# Given problem
Copy the lines of the records below word for word, everything from the line containing "bbox=[365, 397, 834, 406]" down to the line containing "address-cell: Брянская обл., Трубчевский р-н, д. Молчаново, ул.", with both of those lines included.

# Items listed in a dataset
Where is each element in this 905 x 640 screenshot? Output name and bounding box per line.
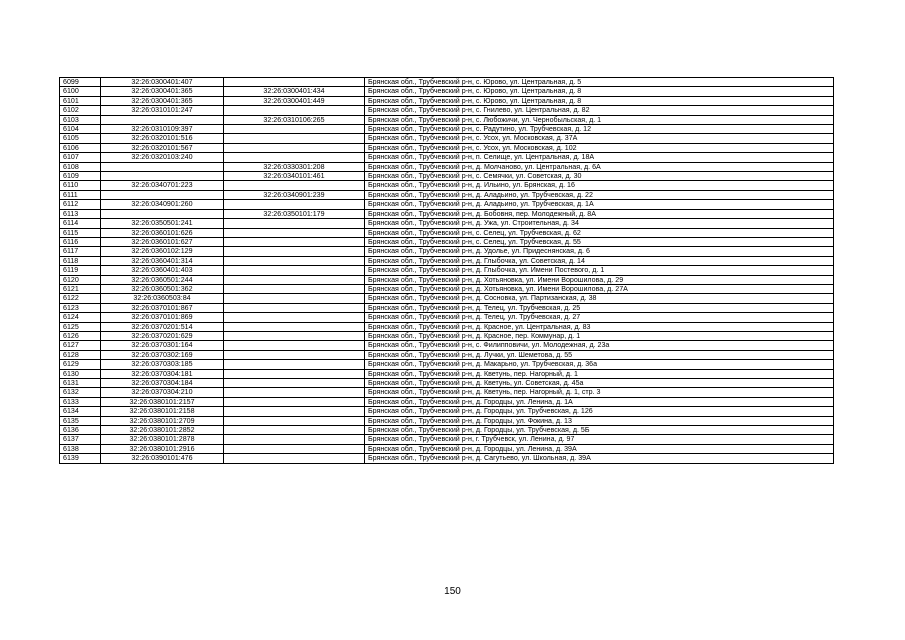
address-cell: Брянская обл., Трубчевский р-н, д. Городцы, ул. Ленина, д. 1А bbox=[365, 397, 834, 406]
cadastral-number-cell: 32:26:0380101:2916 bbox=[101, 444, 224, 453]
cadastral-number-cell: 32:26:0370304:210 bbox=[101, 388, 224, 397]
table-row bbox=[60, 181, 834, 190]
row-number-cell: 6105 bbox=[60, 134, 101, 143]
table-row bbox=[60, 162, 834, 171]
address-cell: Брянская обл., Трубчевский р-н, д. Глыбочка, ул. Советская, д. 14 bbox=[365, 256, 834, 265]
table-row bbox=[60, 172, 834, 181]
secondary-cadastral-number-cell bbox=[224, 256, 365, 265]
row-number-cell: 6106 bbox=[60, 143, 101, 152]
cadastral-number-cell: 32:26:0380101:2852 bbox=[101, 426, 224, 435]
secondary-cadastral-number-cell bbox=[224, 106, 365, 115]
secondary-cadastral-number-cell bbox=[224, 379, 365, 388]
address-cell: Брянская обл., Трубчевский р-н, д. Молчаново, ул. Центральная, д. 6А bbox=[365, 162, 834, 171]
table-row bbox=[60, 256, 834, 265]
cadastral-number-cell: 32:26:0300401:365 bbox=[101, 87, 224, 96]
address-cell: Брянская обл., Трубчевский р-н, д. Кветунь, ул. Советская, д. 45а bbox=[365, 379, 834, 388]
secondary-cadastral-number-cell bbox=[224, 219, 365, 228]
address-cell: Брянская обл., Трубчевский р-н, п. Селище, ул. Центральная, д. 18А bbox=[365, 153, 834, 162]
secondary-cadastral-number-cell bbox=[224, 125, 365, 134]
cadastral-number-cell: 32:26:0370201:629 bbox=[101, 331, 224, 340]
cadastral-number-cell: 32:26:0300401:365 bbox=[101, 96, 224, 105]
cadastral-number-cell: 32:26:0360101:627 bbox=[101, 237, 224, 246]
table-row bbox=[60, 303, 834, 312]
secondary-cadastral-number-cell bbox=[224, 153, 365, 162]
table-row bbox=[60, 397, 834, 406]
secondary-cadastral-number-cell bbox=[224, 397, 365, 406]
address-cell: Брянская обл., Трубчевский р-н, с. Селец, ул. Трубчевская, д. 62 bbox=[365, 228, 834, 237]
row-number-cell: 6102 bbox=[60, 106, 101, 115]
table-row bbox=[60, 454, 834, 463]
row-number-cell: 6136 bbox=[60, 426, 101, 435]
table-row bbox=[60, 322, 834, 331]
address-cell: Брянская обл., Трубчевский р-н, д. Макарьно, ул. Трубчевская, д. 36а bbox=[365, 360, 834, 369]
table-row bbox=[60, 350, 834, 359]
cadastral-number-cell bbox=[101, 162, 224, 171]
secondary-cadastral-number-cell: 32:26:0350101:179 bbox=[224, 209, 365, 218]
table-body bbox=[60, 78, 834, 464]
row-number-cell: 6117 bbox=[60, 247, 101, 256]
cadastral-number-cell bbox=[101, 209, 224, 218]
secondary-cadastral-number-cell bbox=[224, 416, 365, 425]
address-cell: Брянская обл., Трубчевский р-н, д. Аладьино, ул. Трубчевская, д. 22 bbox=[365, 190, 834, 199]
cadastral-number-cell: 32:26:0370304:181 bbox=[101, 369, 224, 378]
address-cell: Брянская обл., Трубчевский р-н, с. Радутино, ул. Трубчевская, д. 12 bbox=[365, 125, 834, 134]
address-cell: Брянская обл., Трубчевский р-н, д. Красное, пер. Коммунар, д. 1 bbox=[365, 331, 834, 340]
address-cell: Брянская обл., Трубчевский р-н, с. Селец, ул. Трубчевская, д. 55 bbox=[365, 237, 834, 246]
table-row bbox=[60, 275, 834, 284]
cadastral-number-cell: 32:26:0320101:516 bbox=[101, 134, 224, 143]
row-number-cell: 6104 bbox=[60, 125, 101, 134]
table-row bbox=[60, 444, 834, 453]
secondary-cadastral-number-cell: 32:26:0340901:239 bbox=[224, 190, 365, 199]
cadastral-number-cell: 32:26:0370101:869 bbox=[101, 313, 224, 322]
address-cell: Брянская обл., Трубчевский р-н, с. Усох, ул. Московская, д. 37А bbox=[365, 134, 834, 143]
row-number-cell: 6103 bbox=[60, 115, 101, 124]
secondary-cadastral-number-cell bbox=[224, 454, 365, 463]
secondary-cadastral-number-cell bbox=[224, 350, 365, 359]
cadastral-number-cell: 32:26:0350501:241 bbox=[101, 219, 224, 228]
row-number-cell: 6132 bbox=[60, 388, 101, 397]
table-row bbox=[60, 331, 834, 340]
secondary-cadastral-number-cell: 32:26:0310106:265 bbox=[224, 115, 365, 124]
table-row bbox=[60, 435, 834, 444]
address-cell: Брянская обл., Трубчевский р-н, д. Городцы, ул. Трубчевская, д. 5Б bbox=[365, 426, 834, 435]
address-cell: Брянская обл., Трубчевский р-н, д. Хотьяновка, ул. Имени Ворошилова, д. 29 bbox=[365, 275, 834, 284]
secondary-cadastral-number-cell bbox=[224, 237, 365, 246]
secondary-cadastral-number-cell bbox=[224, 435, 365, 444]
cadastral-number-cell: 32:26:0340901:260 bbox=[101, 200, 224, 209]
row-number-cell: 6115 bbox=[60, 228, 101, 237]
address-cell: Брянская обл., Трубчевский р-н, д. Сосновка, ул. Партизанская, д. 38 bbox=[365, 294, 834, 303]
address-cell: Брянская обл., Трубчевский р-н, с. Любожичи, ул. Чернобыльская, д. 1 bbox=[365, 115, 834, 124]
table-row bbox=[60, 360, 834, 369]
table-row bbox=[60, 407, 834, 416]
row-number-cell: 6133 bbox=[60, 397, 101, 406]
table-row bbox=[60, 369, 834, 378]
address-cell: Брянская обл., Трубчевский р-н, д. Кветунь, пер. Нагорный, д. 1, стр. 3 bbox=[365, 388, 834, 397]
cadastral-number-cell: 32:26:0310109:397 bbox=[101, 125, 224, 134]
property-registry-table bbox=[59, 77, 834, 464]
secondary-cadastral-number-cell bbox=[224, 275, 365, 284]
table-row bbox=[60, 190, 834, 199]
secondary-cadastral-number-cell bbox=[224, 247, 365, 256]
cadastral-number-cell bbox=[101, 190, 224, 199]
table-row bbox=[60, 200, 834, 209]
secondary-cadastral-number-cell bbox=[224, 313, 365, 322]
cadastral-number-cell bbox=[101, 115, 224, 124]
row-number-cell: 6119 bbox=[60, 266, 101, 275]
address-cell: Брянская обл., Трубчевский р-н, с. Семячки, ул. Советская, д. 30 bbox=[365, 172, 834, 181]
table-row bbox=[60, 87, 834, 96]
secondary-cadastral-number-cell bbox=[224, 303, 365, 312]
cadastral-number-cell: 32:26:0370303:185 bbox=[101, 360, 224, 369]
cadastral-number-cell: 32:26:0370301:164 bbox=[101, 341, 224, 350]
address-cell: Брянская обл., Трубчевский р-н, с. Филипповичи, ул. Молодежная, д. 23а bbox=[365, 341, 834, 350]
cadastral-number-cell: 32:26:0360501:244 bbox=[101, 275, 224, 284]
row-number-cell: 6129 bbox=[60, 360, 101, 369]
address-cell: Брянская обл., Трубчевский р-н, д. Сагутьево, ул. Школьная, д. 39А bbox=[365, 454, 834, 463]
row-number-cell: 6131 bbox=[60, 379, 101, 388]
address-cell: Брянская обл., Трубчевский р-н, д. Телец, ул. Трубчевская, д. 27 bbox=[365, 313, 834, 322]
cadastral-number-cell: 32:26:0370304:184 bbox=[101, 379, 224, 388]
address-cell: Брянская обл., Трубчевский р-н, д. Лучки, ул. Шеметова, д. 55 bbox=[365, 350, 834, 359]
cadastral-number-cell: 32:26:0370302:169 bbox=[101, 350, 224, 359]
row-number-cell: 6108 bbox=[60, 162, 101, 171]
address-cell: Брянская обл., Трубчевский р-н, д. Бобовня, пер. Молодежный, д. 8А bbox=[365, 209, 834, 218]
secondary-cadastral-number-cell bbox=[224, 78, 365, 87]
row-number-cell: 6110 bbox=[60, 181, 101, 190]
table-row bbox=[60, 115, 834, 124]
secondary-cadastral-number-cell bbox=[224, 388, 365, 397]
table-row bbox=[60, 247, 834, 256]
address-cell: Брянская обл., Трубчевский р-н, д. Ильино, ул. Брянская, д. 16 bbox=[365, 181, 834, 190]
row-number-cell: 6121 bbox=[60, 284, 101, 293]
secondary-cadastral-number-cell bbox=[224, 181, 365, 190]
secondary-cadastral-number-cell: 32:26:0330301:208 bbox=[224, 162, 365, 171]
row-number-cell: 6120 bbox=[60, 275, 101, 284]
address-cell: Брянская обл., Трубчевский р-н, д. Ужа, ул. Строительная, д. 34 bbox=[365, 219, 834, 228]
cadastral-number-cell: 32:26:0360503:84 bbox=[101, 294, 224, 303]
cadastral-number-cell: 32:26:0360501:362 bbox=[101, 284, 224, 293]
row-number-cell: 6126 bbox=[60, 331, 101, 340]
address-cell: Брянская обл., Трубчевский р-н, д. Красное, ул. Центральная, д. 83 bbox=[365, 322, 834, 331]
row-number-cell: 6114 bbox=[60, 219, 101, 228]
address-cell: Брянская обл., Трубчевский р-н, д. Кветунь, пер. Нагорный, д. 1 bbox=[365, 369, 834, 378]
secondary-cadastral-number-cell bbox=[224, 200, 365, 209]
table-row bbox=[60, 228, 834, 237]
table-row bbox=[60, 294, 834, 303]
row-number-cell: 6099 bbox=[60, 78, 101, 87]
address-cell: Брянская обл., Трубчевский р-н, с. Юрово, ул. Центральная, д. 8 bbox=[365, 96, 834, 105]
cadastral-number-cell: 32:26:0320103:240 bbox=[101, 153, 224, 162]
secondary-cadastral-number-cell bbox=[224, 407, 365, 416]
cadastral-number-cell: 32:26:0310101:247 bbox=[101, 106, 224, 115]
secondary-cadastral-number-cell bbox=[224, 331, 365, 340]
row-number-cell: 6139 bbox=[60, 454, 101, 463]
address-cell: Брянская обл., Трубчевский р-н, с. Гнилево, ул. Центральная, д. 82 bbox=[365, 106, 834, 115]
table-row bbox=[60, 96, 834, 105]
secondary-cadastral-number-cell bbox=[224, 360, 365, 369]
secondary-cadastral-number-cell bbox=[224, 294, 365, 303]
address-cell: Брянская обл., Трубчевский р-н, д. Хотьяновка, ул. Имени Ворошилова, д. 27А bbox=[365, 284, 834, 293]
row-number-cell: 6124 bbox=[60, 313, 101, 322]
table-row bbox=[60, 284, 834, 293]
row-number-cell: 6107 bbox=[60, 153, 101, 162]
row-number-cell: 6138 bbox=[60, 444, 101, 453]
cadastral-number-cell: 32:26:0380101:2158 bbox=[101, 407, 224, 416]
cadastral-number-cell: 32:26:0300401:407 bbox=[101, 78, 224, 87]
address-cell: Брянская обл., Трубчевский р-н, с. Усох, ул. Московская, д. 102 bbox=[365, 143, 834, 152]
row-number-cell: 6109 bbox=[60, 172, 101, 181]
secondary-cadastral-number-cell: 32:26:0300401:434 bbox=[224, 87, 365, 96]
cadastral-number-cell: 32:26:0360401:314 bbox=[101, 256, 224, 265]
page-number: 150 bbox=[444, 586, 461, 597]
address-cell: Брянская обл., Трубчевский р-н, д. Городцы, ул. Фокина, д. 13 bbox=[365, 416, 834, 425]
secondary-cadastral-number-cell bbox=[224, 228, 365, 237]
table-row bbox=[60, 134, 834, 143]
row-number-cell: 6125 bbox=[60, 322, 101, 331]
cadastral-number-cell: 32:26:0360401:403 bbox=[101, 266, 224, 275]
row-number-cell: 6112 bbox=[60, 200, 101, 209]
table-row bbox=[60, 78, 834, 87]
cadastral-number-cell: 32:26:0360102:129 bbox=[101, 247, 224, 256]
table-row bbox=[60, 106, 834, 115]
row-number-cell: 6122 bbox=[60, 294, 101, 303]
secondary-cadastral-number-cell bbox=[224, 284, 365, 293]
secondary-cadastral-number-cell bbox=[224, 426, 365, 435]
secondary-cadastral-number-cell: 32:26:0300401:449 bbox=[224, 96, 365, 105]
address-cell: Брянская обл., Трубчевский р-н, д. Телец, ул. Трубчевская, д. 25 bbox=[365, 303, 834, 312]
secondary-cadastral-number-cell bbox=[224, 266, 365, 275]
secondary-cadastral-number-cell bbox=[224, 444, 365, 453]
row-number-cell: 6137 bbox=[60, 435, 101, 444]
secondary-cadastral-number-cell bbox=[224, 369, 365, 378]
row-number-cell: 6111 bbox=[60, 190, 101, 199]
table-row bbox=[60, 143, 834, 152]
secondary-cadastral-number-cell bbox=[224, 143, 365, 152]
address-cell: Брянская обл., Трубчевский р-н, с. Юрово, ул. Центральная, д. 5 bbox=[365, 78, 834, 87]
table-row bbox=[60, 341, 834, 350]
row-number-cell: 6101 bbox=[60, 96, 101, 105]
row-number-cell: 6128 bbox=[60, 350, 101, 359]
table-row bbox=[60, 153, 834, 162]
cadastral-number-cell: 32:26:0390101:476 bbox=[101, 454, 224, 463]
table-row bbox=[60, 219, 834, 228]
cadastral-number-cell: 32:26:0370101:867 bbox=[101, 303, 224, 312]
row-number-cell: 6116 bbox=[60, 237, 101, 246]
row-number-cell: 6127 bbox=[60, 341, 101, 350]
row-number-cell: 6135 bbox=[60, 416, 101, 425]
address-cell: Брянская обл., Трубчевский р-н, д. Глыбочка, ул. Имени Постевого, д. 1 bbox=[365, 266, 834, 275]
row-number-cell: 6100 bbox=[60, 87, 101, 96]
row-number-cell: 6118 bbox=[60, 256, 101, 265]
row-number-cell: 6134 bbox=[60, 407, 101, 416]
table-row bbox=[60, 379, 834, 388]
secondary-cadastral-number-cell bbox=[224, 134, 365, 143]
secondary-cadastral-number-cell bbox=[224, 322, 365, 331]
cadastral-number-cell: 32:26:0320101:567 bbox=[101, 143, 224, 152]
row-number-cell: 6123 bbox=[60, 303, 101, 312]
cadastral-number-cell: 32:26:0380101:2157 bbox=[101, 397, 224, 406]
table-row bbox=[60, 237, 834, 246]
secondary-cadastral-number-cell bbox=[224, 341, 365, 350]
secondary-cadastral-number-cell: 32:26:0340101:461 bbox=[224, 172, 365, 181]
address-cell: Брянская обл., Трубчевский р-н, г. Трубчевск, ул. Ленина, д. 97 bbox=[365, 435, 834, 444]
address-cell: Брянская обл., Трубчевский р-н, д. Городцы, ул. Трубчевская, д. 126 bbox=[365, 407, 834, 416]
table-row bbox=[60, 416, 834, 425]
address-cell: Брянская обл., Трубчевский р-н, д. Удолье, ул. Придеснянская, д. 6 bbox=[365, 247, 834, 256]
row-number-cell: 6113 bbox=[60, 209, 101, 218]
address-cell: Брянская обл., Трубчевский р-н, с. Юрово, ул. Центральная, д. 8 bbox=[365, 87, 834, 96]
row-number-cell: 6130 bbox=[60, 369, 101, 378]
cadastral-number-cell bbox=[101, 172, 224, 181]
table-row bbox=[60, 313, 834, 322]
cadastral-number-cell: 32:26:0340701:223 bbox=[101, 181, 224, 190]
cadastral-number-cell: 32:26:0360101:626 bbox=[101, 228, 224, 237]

# Answer for this exercise
address-cell: Брянская обл., Трубчевский р-н, д. Городцы, ул. Ленина, д. 1А bbox=[365, 397, 834, 406]
cadastral-number-cell: 32:26:0380101:2916 bbox=[101, 444, 224, 453]
cadastral-number-cell: 32:26:0370304:210 bbox=[101, 388, 224, 397]
table-row bbox=[60, 181, 834, 190]
row-number-cell: 6105 bbox=[60, 134, 101, 143]
table-row bbox=[60, 162, 834, 171]
address-cell: Брянская обл., Трубчевский р-н, д. Глыбочка, ул. Советская, д. 14 bbox=[365, 256, 834, 265]
table-row bbox=[60, 172, 834, 181]
secondary-cadastral-number-cell bbox=[224, 256, 365, 265]
row-number-cell: 6106 bbox=[60, 143, 101, 152]
cadastral-number-cell: 32:26:0380101:2852 bbox=[101, 426, 224, 435]
secondary-cadastral-number-cell bbox=[224, 106, 365, 115]
secondary-cadastral-number-cell bbox=[224, 379, 365, 388]
address-cell: Брянская обл., Трубчевский р-н, д. Молчаново, ул. Центральная, д. 6А bbox=[365, 162, 834, 171]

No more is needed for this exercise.